Instructions for the task
Go through the records below and copy out every line that contains the word "Noach".

(Dataset entries on figures)
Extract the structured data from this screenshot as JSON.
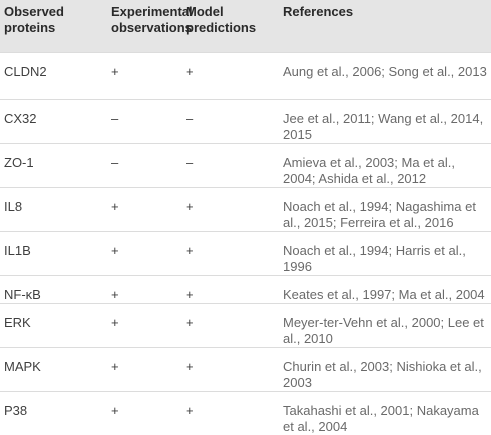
{
  "table": {
    "header": [
      "Observed proteins",
      "Experimental observations",
      "Model predictions",
      "References"
    ],
    "rows": [
      [
        "CLDN2",
        "+",
        "+",
        "Aung et al., 2006; Song et al., 2013"
      ],
      [
        "CX32",
        "–",
        "–",
        "Jee et al., 2011; Wang et al., 2014, 2015"
      ],
      [
        "ZO-1",
        "–",
        "–",
        "Amieva et al., 2003; Ma et al., 2004; Ashida et al., 2012"
      ],
      [
        "IL8",
        "+",
        "+",
        "Noach et al., 1994; Nagashima et al., 2015; Ferreira et al., 2016"
      ],
      [
        "IL1B",
        "+",
        "+",
        "Noach et al., 1994; Harris et al., 1996"
      ],
      [
        "NF-κB",
        "+",
        "+",
        "Keates et al., 1997; Ma et al., 2004"
      ],
      [
        "ERK",
        "+",
        "+",
        "Meyer-ter-Vehn et al., 2000; Lee et al., 2010"
      ],
      [
        "MAPK",
        "+",
        "+",
        "Churin et al., 2003; Nishioka et al., 2003"
      ],
      [
        "P38",
        "+",
        "+",
        "Takahashi et al., 2001; Nakayama et al., 2004"
      ]
    ]
  }
}
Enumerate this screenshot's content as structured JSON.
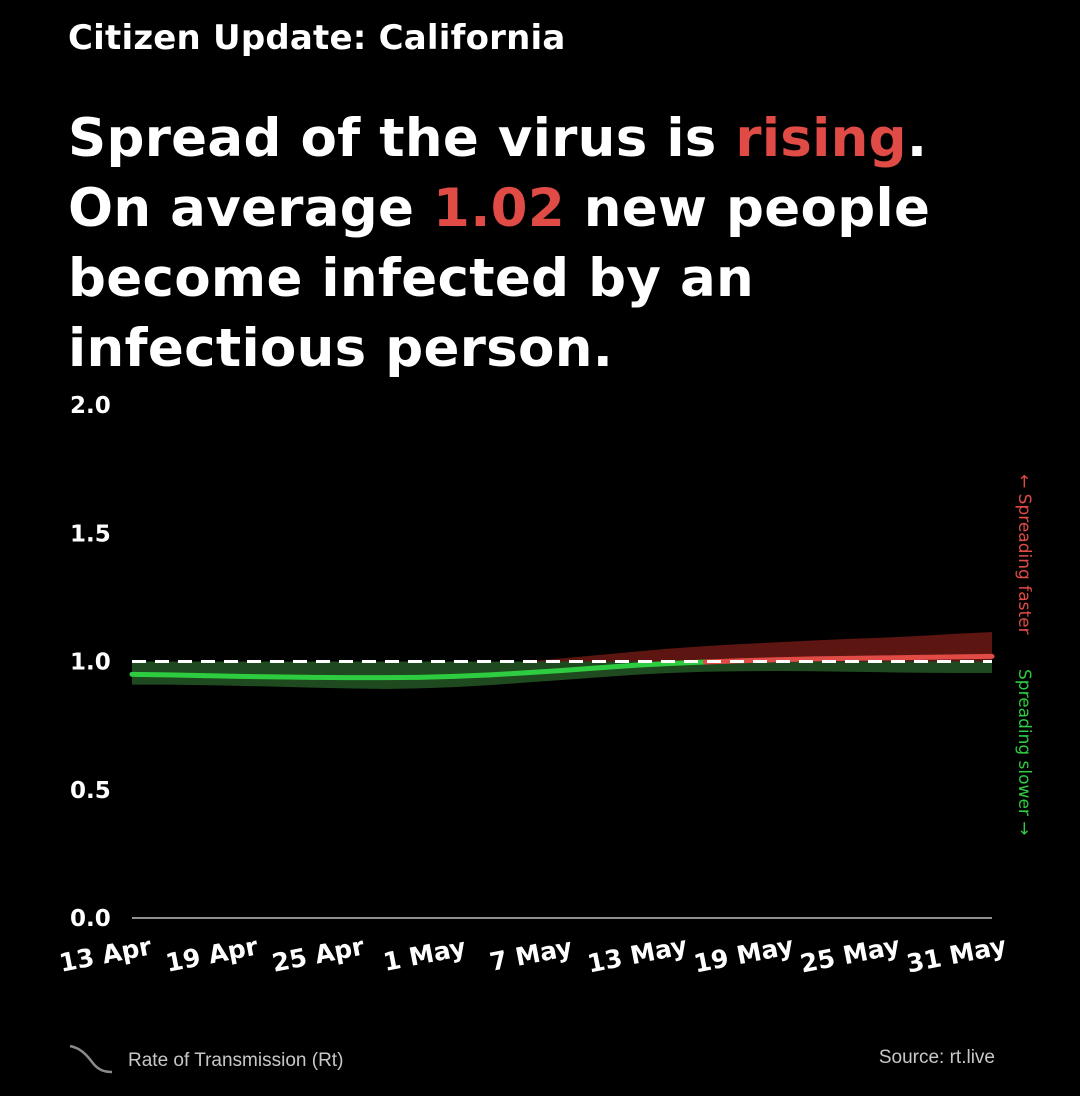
{
  "header": {
    "eyebrow": "Citizen Update: California",
    "headline": {
      "part1": "Spread of the virus is ",
      "highlight1": "rising",
      "part2": ". On average ",
      "highlight2": "1.02",
      "part3": " new people become infected by an infectious person."
    }
  },
  "footer": {
    "legend_label": "Rate of Transmission (Rt)",
    "legend_icon": "curve-line-icon",
    "source": "Source: rt.live"
  },
  "colors": {
    "background": "#000000",
    "text": "#ffffff",
    "rising": "#e04b46",
    "falling": "#2ecc40",
    "band_green": "#1f4a1f",
    "band_red": "#5c1510"
  },
  "chart_data": {
    "type": "line",
    "title": "",
    "xlabel": "",
    "ylabel": "",
    "ylim": [
      0,
      2
    ],
    "yticks": [
      "0.0",
      "0.5",
      "1.0",
      "1.5",
      "2.0"
    ],
    "xticks": [
      "13 Apr",
      "19 Apr",
      "25 Apr",
      "1 May",
      "7 May",
      "13 May",
      "19 May",
      "25 May",
      "31 May"
    ],
    "threshold": 1.0,
    "side_labels": {
      "upper": "← Spreading faster",
      "lower": "Spreading slower →"
    },
    "x": [
      "13 Apr",
      "15 Apr",
      "17 Apr",
      "19 Apr",
      "21 Apr",
      "23 Apr",
      "25 Apr",
      "27 Apr",
      "29 Apr",
      "1 May",
      "3 May",
      "5 May",
      "7 May",
      "9 May",
      "11 May",
      "13 May",
      "15 May",
      "17 May",
      "19 May",
      "21 May",
      "23 May",
      "25 May",
      "27 May",
      "29 May",
      "31 May"
    ],
    "series": [
      {
        "rt": [
          0.95,
          0.948,
          0.945,
          0.942,
          0.94,
          0.938,
          0.937,
          0.937,
          0.938,
          0.942,
          0.948,
          0.956,
          0.965,
          0.975,
          0.985,
          0.992,
          0.998,
          1.003,
          1.007,
          1.01,
          1.012,
          1.014,
          1.016,
          1.018,
          1.02
        ],
        "upper": [
          0.99,
          0.985,
          0.98,
          0.975,
          0.972,
          0.97,
          0.968,
          0.969,
          0.972,
          0.978,
          0.988,
          1.0,
          1.012,
          1.025,
          1.038,
          1.05,
          1.06,
          1.068,
          1.075,
          1.082,
          1.088,
          1.093,
          1.1,
          1.108,
          1.115
        ],
        "lower": [
          0.91,
          0.91,
          0.908,
          0.905,
          0.902,
          0.898,
          0.895,
          0.893,
          0.895,
          0.9,
          0.908,
          0.918,
          0.928,
          0.938,
          0.948,
          0.955,
          0.96,
          0.962,
          0.963,
          0.962,
          0.96,
          0.958,
          0.956,
          0.955,
          0.955
        ]
      }
    ]
  }
}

Task solution
        "Noach et al., 1994; Nagashima et al., 2015; Ferreira et al., 2016"
        "Noach et al., 1994; Harris et al., 1996"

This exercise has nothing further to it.